— start SUPPLIED ENTRIES —

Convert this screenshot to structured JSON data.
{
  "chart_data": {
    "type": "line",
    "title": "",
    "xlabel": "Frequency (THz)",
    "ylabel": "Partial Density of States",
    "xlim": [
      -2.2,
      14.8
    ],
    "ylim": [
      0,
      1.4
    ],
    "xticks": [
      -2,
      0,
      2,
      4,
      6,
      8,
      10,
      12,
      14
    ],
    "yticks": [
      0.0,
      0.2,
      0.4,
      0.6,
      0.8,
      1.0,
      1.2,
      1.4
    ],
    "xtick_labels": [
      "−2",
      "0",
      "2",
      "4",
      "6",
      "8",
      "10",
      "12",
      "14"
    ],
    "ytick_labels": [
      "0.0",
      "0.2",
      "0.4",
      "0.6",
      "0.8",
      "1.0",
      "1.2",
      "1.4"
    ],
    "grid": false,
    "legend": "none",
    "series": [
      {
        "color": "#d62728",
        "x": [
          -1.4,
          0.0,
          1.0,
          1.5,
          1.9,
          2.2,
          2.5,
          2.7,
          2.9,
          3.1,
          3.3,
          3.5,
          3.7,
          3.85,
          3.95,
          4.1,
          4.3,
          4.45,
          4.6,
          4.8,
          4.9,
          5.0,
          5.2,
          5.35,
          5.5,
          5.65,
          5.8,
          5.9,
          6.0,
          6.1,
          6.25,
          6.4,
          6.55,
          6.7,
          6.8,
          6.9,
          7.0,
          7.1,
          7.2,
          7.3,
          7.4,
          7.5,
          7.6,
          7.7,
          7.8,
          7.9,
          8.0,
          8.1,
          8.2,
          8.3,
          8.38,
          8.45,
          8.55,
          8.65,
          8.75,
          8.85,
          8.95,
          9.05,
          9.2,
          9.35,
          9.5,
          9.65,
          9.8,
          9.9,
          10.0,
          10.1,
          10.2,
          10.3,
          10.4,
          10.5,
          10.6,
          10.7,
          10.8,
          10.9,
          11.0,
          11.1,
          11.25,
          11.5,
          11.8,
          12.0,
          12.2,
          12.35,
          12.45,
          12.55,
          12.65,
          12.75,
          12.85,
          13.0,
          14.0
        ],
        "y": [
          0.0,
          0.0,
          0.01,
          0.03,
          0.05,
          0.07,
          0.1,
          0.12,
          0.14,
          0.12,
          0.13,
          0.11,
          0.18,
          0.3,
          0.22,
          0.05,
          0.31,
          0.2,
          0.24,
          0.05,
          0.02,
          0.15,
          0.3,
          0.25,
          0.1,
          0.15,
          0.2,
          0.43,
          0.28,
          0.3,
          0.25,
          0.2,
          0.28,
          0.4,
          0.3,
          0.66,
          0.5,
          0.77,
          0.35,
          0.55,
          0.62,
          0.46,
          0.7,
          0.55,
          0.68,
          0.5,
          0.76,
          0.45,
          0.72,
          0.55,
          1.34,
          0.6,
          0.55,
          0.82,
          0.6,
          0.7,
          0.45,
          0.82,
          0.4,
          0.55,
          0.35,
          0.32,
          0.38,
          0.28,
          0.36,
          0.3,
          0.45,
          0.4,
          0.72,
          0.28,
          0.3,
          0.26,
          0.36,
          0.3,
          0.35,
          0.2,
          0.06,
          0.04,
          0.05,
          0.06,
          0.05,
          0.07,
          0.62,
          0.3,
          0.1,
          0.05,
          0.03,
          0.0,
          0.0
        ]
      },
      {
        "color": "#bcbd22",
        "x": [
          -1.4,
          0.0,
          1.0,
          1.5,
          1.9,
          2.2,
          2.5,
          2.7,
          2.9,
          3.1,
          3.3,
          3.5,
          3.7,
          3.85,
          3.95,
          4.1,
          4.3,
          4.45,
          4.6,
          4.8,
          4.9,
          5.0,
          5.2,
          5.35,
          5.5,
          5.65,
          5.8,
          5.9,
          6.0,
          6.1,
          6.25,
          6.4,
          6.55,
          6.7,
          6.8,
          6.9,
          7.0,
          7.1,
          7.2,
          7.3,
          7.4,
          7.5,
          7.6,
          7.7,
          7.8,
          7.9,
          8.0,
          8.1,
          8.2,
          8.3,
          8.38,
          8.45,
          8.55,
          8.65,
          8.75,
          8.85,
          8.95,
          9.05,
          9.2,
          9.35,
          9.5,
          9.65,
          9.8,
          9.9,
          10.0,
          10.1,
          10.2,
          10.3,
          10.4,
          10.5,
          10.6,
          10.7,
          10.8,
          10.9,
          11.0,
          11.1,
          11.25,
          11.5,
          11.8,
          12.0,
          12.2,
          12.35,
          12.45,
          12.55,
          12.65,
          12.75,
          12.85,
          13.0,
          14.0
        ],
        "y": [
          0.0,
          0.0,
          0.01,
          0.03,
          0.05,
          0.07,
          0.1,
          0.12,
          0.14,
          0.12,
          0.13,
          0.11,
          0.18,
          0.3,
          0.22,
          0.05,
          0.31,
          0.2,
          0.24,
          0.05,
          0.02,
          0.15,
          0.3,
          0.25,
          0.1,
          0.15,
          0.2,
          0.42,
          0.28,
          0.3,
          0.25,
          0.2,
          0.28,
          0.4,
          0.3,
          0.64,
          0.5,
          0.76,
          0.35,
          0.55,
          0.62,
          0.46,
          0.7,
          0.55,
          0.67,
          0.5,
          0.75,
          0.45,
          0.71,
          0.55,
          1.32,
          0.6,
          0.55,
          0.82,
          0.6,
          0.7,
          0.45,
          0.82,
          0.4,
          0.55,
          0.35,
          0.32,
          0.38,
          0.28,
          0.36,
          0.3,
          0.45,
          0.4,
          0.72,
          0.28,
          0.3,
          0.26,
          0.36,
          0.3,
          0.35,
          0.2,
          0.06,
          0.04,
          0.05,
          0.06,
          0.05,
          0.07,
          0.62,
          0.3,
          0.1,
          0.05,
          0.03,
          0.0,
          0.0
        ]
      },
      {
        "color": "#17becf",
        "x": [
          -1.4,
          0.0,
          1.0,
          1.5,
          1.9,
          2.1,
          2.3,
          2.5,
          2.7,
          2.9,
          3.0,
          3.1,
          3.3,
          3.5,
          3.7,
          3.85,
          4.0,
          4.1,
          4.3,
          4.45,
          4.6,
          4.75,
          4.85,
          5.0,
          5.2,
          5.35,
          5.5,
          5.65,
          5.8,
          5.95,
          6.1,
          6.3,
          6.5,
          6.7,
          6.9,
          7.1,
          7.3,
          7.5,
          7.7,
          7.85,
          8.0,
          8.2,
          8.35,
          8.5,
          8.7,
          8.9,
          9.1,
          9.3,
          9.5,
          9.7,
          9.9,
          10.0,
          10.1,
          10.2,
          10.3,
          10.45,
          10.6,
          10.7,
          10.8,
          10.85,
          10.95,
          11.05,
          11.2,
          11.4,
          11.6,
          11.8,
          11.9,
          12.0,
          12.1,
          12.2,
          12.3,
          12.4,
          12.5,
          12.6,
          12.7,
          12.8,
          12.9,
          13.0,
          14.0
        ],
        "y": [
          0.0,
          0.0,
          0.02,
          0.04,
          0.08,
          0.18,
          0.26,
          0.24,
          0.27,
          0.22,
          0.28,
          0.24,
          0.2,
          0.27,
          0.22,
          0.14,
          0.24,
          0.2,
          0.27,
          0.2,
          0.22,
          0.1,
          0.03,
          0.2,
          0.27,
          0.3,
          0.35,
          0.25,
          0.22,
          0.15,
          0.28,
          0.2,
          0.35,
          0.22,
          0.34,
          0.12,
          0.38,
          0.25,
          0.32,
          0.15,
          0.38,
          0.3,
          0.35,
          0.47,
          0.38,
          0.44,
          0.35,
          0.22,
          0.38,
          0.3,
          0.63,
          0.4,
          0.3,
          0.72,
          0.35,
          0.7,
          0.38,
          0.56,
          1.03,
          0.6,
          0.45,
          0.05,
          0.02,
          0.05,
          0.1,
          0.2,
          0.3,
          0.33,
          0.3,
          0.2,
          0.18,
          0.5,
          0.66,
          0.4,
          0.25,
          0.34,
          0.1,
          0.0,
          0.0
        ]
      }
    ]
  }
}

— end SUPPLIED ENTRIES —

GIVEN INSTRUCTION -> The records are above. How many lines in them contain the word "color"? Give the number alone.

RESULT BELOW -> 3